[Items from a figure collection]
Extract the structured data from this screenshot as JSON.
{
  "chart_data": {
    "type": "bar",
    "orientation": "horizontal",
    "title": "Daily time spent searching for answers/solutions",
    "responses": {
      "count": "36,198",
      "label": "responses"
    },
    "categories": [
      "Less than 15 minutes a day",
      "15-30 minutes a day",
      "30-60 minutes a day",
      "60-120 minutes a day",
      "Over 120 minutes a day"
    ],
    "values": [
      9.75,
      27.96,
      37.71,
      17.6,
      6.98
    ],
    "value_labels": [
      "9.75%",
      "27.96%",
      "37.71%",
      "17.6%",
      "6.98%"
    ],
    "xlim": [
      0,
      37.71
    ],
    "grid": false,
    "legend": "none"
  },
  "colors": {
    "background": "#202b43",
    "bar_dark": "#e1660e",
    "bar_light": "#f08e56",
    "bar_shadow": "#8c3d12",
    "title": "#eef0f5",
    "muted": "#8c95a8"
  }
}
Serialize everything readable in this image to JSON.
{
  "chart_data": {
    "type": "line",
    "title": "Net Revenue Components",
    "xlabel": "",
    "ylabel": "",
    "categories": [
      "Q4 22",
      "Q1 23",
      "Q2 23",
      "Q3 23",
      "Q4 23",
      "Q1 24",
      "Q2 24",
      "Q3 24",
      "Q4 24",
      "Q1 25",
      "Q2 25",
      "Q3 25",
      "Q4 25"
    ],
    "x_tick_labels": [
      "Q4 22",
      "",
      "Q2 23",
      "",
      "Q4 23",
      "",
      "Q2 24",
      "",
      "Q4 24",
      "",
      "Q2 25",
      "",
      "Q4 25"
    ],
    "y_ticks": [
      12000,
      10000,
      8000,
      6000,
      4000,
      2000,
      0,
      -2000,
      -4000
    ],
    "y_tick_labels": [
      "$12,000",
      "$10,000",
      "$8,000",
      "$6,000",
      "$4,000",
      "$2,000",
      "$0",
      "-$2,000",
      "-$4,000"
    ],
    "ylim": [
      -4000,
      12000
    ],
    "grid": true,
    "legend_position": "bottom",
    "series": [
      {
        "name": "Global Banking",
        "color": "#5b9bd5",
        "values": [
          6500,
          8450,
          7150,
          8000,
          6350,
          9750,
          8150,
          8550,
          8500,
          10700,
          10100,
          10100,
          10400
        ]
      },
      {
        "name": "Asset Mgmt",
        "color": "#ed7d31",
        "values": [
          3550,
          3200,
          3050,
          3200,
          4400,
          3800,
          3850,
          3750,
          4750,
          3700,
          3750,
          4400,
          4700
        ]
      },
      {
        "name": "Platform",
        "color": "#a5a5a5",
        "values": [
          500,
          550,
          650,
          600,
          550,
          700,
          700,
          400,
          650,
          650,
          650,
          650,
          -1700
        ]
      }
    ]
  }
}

BRIEF: Gather each line from the listing above that holds "JSON".

FULL RESPONSE:
Extract the structured data from this screenshot as JSON.
Serialize everything readable in this image to JSON.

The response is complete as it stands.